* [Short exercise]:
List all lines of the data containing the word "view".

Rows from a dataset:
◇ ◇ ◇ ◇ ◇ ◇ ◇
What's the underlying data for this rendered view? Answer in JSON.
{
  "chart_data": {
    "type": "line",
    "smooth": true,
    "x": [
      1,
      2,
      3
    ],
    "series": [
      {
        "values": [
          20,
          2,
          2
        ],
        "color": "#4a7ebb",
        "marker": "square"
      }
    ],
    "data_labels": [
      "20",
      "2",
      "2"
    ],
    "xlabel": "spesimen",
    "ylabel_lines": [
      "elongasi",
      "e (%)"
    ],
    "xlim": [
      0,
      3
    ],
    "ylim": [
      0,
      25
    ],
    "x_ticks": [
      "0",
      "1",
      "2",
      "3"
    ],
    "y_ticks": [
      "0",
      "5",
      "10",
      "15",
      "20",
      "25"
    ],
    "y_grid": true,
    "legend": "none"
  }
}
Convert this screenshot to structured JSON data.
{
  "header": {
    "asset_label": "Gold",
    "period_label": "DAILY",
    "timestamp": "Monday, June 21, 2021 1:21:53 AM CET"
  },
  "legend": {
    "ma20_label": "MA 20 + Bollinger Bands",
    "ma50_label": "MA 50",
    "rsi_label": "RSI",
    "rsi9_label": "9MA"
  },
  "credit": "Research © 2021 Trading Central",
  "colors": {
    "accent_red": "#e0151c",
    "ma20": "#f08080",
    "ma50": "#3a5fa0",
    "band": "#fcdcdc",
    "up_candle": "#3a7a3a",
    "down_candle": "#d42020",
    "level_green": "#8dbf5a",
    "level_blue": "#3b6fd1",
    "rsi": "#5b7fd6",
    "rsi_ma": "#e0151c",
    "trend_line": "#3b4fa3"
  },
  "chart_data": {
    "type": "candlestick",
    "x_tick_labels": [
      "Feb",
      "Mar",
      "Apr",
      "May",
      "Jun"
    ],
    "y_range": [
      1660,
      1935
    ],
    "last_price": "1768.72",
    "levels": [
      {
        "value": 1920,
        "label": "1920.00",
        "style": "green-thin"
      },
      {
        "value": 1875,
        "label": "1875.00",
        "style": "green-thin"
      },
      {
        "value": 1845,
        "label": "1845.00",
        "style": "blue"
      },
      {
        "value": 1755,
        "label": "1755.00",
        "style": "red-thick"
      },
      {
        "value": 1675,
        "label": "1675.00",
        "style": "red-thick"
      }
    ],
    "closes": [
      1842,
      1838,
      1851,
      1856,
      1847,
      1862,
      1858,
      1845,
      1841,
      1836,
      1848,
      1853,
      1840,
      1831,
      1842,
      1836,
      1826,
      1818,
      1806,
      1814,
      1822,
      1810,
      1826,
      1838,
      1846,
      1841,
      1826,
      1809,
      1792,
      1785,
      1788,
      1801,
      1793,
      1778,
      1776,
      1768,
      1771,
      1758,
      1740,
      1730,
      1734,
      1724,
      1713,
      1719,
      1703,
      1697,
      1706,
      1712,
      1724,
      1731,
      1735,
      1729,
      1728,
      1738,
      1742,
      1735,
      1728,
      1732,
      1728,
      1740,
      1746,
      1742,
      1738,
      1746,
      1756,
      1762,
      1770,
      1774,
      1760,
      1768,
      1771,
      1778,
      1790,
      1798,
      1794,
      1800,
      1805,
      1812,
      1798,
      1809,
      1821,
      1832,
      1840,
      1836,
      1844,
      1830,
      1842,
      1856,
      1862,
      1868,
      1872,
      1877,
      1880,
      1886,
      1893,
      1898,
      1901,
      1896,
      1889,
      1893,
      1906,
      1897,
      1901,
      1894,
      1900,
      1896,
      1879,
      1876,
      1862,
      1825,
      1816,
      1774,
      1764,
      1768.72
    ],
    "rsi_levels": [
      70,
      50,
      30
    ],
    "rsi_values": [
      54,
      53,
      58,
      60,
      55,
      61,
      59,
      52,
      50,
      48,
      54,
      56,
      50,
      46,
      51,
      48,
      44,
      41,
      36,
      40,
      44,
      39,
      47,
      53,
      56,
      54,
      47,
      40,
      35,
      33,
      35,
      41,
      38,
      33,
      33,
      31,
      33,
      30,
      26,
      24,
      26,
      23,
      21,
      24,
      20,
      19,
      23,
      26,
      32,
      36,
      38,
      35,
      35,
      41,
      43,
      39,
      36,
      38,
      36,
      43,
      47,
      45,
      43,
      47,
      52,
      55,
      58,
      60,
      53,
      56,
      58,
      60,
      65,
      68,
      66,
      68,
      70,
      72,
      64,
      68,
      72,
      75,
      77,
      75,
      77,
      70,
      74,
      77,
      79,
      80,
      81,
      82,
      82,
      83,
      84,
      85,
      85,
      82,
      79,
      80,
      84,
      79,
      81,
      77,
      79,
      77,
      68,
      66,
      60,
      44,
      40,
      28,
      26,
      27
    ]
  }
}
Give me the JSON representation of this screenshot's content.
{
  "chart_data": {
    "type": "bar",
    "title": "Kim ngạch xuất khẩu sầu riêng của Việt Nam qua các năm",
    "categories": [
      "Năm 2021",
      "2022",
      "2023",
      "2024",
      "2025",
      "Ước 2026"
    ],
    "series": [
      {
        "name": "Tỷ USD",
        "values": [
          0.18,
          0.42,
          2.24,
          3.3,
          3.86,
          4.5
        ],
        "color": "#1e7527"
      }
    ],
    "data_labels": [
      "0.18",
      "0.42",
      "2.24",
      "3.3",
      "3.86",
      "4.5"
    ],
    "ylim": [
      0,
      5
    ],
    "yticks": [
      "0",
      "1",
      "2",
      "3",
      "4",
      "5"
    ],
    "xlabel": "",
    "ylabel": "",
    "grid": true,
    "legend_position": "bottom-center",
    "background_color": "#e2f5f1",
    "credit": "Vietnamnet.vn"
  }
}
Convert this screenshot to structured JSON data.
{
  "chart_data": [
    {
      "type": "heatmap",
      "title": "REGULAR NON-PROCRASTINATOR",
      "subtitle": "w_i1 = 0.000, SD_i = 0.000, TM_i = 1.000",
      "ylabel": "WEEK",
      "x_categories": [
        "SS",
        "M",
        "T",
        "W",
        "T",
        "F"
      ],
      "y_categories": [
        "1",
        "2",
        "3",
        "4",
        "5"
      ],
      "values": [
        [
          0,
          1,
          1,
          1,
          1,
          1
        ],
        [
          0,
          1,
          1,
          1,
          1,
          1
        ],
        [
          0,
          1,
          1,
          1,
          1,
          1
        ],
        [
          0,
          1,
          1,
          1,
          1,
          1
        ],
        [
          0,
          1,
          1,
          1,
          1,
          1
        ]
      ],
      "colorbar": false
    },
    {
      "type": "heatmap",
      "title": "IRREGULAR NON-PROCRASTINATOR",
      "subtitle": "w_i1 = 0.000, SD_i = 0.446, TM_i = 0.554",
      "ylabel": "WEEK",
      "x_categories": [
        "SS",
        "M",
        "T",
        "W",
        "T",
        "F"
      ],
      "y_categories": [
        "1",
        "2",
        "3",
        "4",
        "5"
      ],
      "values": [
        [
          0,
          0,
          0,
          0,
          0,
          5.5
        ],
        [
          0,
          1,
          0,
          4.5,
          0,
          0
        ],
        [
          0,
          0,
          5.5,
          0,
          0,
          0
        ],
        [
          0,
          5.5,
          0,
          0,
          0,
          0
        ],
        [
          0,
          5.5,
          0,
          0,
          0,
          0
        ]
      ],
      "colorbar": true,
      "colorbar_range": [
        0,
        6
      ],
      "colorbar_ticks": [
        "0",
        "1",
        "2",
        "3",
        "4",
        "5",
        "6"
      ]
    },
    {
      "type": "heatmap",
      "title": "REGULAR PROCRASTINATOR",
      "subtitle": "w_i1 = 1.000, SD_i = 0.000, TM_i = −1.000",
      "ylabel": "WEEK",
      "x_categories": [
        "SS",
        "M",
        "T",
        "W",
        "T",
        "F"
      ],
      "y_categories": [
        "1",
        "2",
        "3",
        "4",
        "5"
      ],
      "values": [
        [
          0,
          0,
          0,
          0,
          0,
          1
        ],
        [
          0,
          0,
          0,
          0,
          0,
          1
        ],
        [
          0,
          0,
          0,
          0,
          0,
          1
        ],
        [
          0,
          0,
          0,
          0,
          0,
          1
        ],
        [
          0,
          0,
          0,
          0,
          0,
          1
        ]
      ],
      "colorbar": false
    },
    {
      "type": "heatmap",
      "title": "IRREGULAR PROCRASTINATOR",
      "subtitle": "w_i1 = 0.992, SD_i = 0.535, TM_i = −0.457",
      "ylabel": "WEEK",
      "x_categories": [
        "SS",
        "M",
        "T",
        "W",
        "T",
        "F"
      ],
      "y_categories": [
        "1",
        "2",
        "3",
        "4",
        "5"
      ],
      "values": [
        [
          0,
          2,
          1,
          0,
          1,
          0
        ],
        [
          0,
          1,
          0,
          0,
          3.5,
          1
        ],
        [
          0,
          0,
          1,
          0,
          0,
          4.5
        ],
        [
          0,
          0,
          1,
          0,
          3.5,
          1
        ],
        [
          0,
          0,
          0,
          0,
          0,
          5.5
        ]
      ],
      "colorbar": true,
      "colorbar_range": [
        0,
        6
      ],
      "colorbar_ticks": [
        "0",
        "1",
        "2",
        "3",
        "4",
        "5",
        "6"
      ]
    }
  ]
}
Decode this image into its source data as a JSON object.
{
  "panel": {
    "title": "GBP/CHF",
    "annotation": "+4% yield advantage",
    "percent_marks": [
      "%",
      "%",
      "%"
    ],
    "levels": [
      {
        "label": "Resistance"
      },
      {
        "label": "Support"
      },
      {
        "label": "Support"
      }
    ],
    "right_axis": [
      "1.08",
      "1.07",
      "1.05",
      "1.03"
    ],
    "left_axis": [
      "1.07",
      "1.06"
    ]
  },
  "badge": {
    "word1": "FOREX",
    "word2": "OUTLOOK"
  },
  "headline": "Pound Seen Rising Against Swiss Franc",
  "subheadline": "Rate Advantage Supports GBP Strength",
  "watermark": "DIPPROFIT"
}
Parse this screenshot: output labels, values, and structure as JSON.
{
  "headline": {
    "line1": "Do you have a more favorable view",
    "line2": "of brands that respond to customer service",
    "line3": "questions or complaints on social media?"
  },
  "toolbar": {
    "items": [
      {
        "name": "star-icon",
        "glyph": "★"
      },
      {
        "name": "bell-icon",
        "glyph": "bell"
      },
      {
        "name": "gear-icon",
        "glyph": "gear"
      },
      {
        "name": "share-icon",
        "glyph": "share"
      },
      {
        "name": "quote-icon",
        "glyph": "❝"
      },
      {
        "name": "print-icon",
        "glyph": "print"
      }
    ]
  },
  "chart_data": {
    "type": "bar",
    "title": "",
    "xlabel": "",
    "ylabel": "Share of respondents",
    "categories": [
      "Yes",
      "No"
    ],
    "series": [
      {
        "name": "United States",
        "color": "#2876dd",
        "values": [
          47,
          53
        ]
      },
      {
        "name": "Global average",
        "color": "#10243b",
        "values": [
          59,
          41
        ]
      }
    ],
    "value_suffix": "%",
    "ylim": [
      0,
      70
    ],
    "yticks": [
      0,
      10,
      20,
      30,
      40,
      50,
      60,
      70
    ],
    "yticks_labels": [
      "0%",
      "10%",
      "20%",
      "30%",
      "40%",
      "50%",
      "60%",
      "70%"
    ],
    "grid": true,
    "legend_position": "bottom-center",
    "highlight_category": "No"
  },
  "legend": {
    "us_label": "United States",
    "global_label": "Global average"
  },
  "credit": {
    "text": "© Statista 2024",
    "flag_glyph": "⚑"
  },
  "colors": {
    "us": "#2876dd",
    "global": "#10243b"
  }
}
◇ ◇ ◇ ◇ ◇ ◇ ◇
* [Task answer]:
What's the underlying data for this rendered view? Answer in JSON.
    "line1": "Do you have a more favorable view",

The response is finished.